Lines holding the string "secundaria" are the ones to copy; find them all in the data.
>> Begin Records for this exercise
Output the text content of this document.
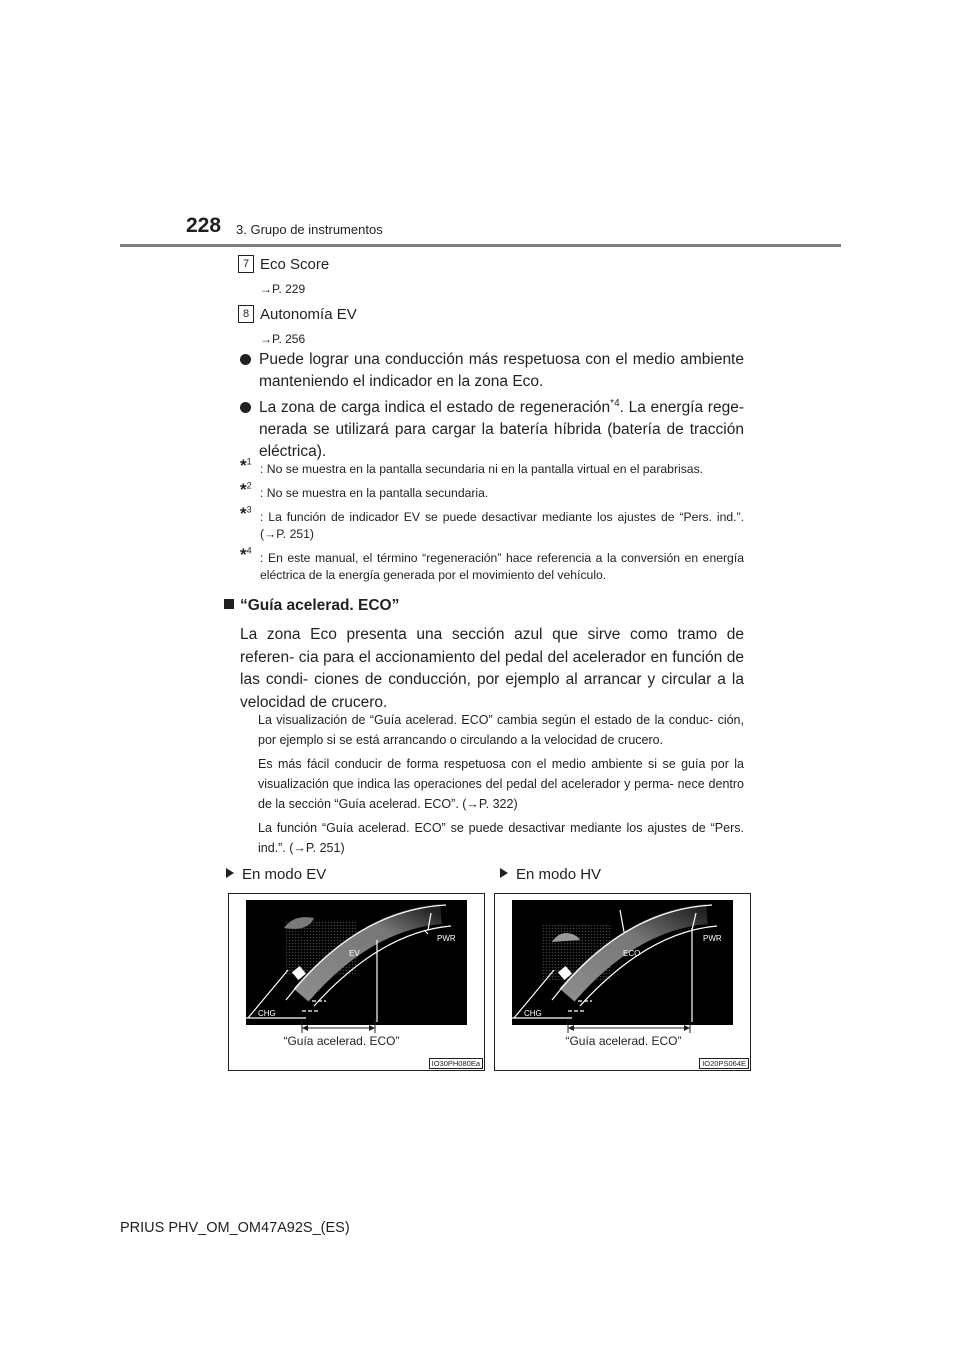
228 3. Grupo de instrumentos
7 Eco Score
→P. 229
8 Autonomía EV
→P. 256
Puede lograr una conducción más respetuosa con el medio ambiente manteniendo el indicador en la zona Eco.
La zona de carga indica el estado de regeneración$^{*4}$. La energía rege- nerada se utilizará para cargar la batería híbrida (batería de tracción eléctrica).
*$^1$
: No se muestra en la pantalla secundaria ni en la pantalla virtual en el parabrisas.
*$^2$
: No se muestra en la pantalla secundaria.
*$^3$
: La función de indicador EV se puede desactivar mediante los ajustes de “Pers. ind.”. (→P. 251)
*$^4$
: En este manual, el término “regeneración” hace referencia a la conversión en energía eléctrica de la energía generada por el movimiento del vehículo.
“Guía acelerad. ECO”
La zona Eco presenta una sección azul que sirve como tramo de referen- cia para el accionamiento del pedal del acelerador en función de las condi- ciones de conducción, por ejemplo al arrancar y circular a la velocidad de crucero.
La visualización de “Guía acelerad. ECO” cambia según el estado de la conduc- ción, por ejemplo si se está arrancando o circulando a la velocidad de crucero.
Es más fácil conducir de forma respetuosa con el medio ambiente si se guía por la visualización que indica las operaciones del pedal del acelerador y perma- nece dentro de la sección “Guía acelerad. ECO”. (→P. 322)
La función “Guía acelerad. ECO” se puede desactivar mediante los ajustes de “Pers. ind.”. (→P. 251)
En modo EV	En modo HV
EV
EV
PWR
CHG
“Guía acelerad. ECO”
IO30PH080Ea
ECO
PWR
CHG
“Guía acelerad. ECO”
IO20PS064E
PRIUS PHV_OM_OM47A92S_(ES)
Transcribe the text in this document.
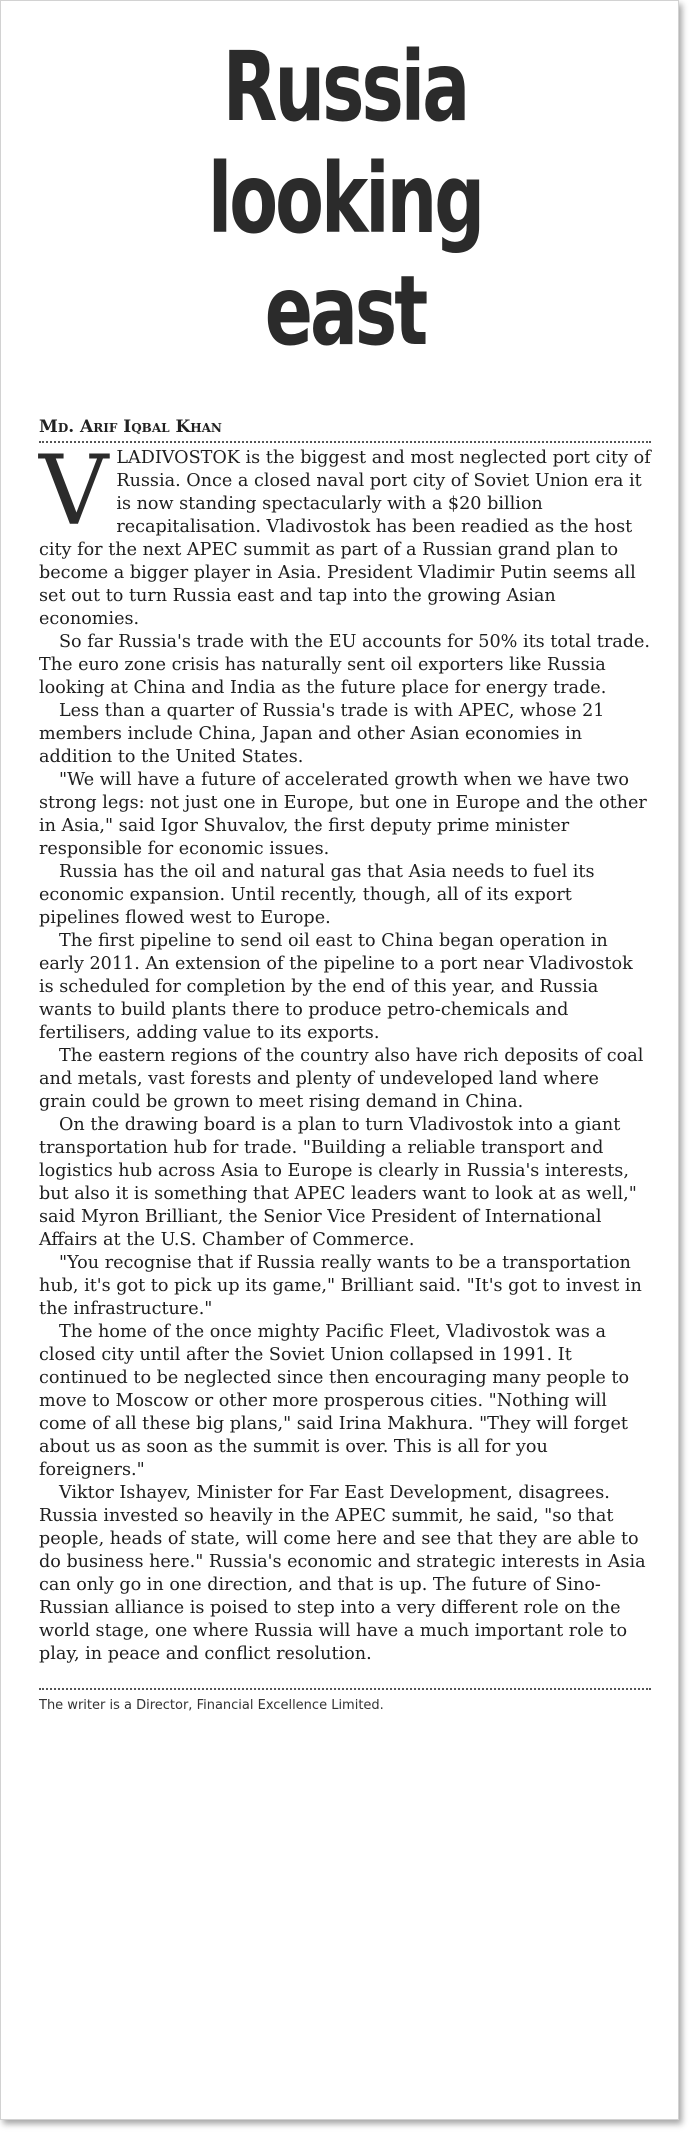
Russia
looking east
Md. Arif Iqbal Khan

VLADIVOSTOK is the biggest and most neglected port city of Russia. Once a closed naval port city of Soviet Union era it is now standing spectacularly with a $20 billion recapitalisation. Vladivostok has been readied as the host city for the next APEC summit as part of a Russian grand plan to become a bigger player in Asia. President Vladimir Putin seems all set out to turn Russia east and tap into the growing Asian economies.

So far Russia's trade with the EU accounts for 50% its total trade. The euro zone crisis has naturally sent oil exporters like Russia looking at China and India as the future place for energy trade.

Less than a quarter of Russia's trade is with APEC, whose 21 members include China, Japan and other Asian economies in addition to the United States.

"We will have a future of accelerated growth when we have two strong legs: not just one in Europe, but one in Europe and the other in Asia," said Igor Shuvalov, the first deputy prime minister responsible for economic issues.

Russia has the oil and natural gas that Asia needs to fuel its economic expansion. Until recently, though, all of its export pipelines flowed west to Europe.

The first pipeline to send oil east to China began operation in early 2011. An extension of the pipeline to a port near Vladivostok is scheduled for completion by the end of this year, and Russia wants to build plants there to produce petro-chemicals and fertilisers, adding value to its exports.

The eastern regions of the country also have rich deposits of coal and metals, vast forests and plenty of undeveloped land where grain could be grown to meet rising demand in China.

On the drawing board is a plan to turn Vladivostok into a giant transportation hub for trade. "Building a reliable transport and logistics hub across Asia to Europe is clearly in Russia's interests, but also it is something that APEC leaders want to look at as well," said Myron Brilliant, the Senior Vice President of International Affairs at the U.S. Chamber of Commerce.

"You recognise that if Russia really wants to be a transportation hub, it's got to pick up its game," Brilliant said. "It's got to invest in the infrastructure."

The home of the once mighty Pacific Fleet, Vladivostok was a closed city until after the Soviet Union collapsed in 1991. It continued to be neglected since then encouraging many people to move to Moscow or other more prosperous cities. "Nothing will come of all these big plans," said Irina Makhura. "They will forget about us as soon as the summit is over. This is all for you foreigners."

Viktor Ishayev, Minister for Far East Development, disagrees. Russia invested so heavily in the APEC summit, he said, "so that people, heads of state, will come here and see that they are able to do business here." Russia's economic and strategic interests in Asia can only go in one direction, and that is up. The future of Sino-Russian alliance is poised to step into a very different role on the world stage, one where Russia will have a much important role to play, in peace and conflict resolution.

The writer is a Director, Financial Excellence Limited.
>> End Records for this exercise
## [Solution]
: No se muestra en la pantalla secundaria ni en la pantalla virtual en el parabrisas.
: No se muestra en la pantalla secundaria.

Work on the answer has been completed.